Problem description: For the data below, report only the number of lines containing the string "SIZE".

Data excerpts:
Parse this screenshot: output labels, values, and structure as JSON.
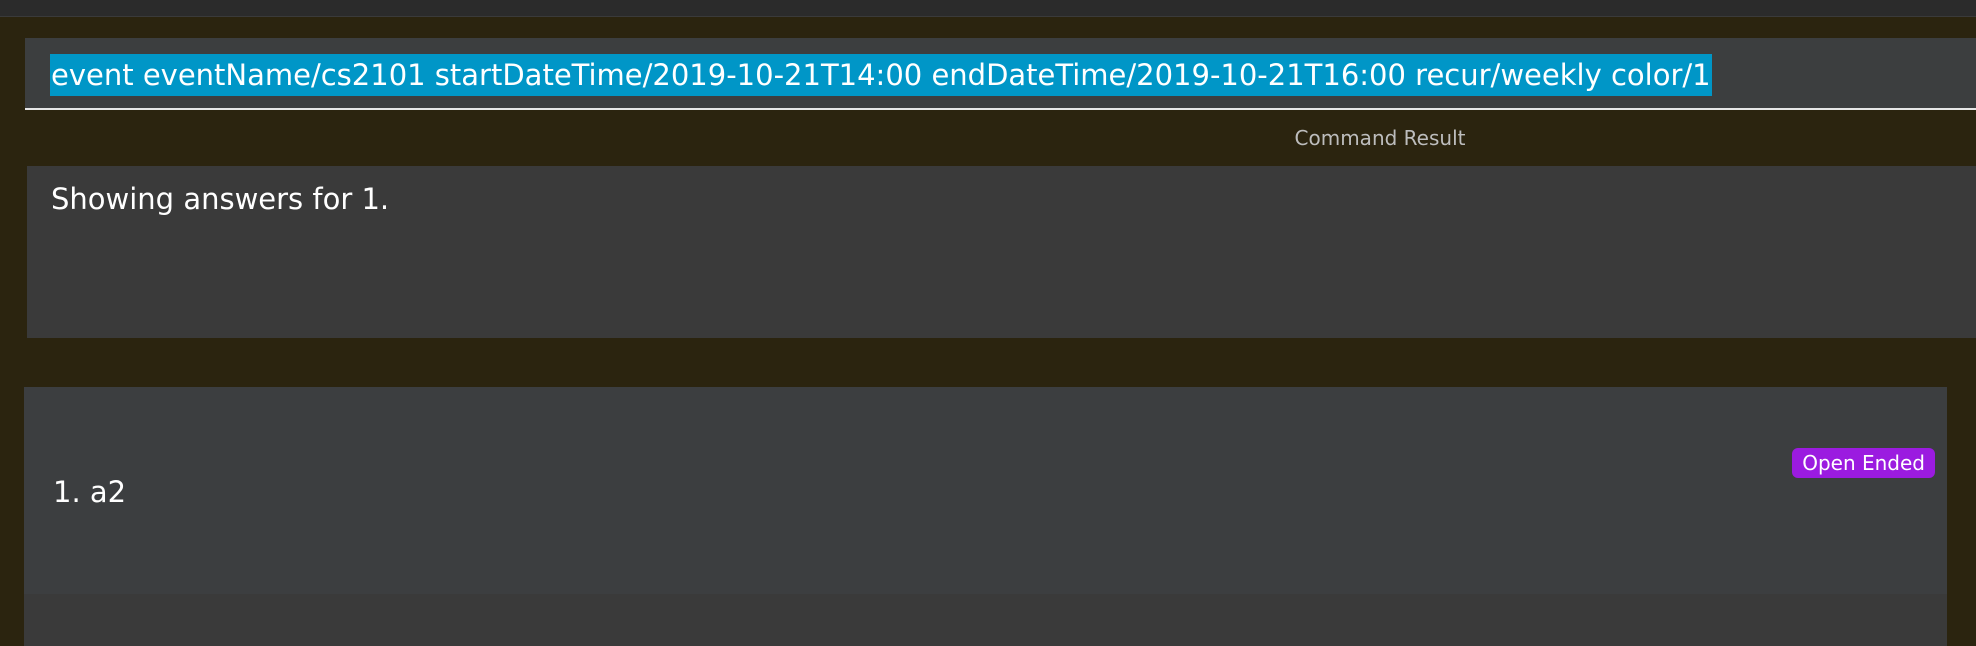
{
  "command_box": {
    "value": "event eventName/cs2101 startDateTime/2019-10-21T14:00 endDateTime/2019-10-21T16:00 recur/weekly color/1"
  },
  "result": {
    "label": "Command Result",
    "text": "Showing answers for 1."
  },
  "answer_list": {
    "items": [
      {
        "text": "1.  a2",
        "badge": "Open Ended"
      }
    ]
  },
  "colors": {
    "selection": "#0096c7",
    "badge": "#9b1be0",
    "background": "#2b240f"
  }
}
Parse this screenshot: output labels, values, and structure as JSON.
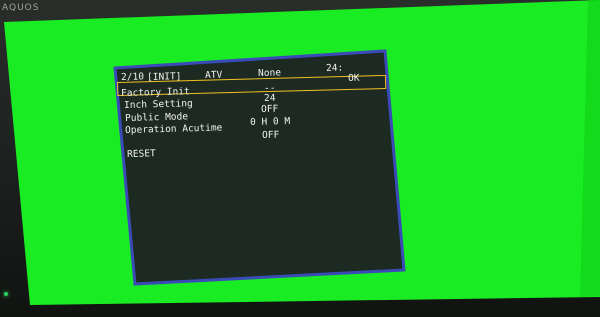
{
  "device": {
    "brand": "AQUOS",
    "screen_color": "#19ec22",
    "menu_bg": "#1c2a22",
    "menu_border": "#3a4bb8",
    "highlight_color": "#f0c21e"
  },
  "menu": {
    "page": "2/10",
    "section": "[INIT]",
    "source": "ATV",
    "mode": "None",
    "clock": "24:",
    "ok_label": "OK",
    "items": [
      {
        "label": "Factory Init",
        "value": "--"
      },
      {
        "label": "Inch Setting",
        "value": "24"
      },
      {
        "label": "Public Mode",
        "value": "OFF"
      },
      {
        "label": "Operation Acutime",
        "value": "0 H  0 M"
      },
      {
        "label": "RESET",
        "value": "OFF"
      }
    ]
  }
}
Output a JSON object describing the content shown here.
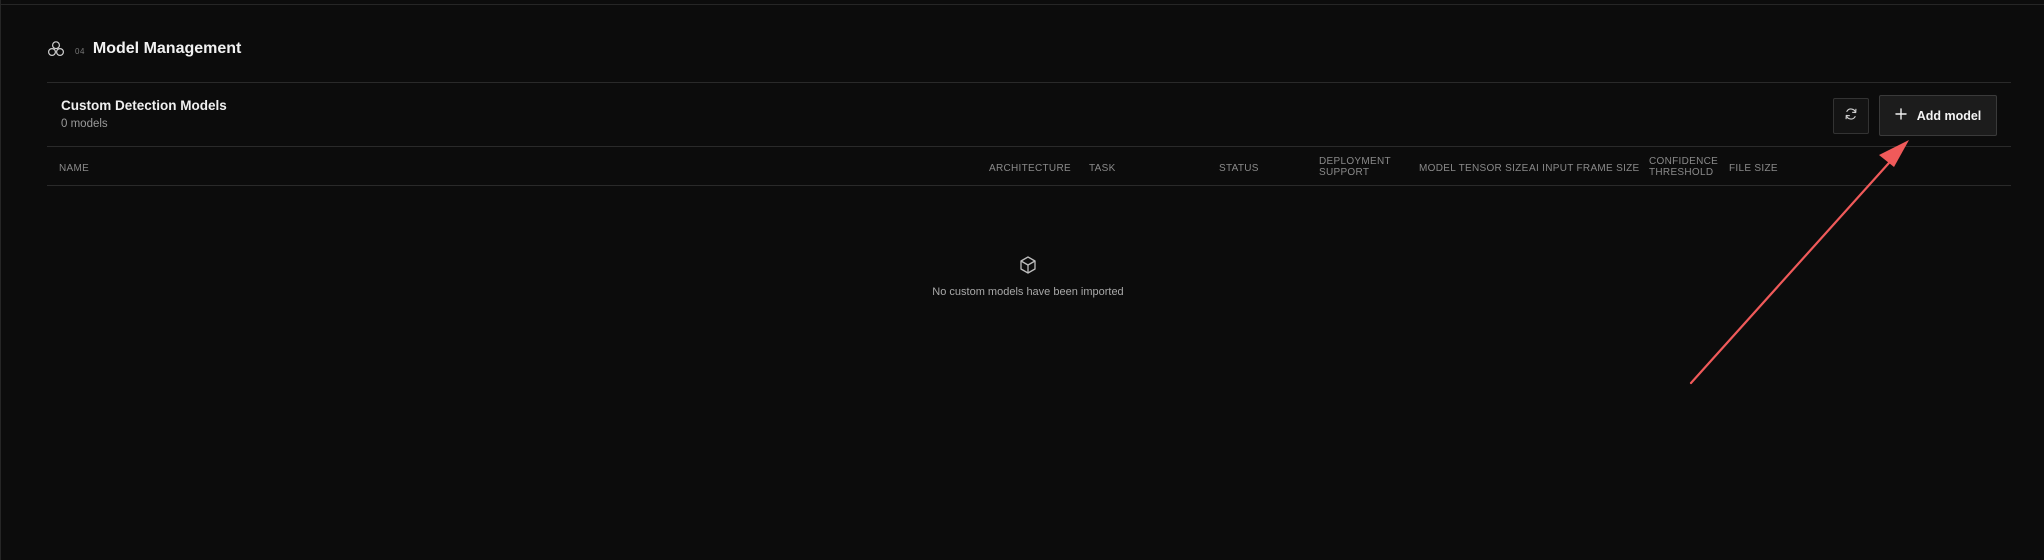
{
  "section": {
    "icon": "models-cluster-icon",
    "number": "04",
    "title": "Model Management"
  },
  "panel": {
    "title": "Custom Detection Models",
    "count": "0 models",
    "refresh_icon": "refresh-icon",
    "add_button_icon": "plus-icon",
    "add_button_label": "Add model"
  },
  "table": {
    "columns": {
      "name": "NAME",
      "architecture": "ARCHITECTURE",
      "task": "TASK",
      "status": "STATUS",
      "deployment_line1": "DEPLOYMENT",
      "deployment_line2": "SUPPORT",
      "model_tensor_size": "MODEL TENSOR SIZE",
      "ai_input_frame_size": "AI INPUT FRAME SIZE",
      "confidence_line1": "CONFIDENCE",
      "confidence_line2": "THRESHOLD",
      "file_size": "FILE SIZE"
    },
    "rows": []
  },
  "empty_state": {
    "icon": "box-icon",
    "message": "No custom models have been imported"
  },
  "annotation": {
    "type": "arrow",
    "color": "#f05a5a",
    "points_to": "add-model-button"
  }
}
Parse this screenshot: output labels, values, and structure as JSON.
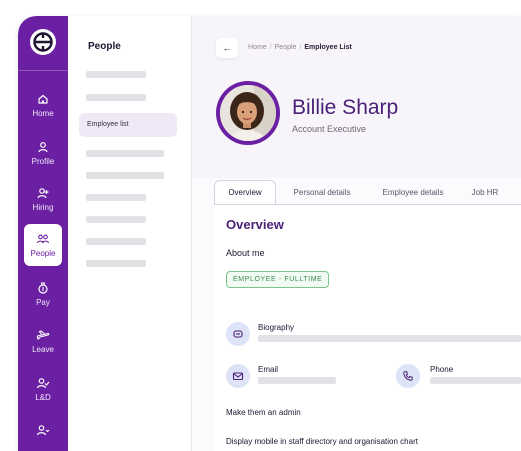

Response to this exercise: 3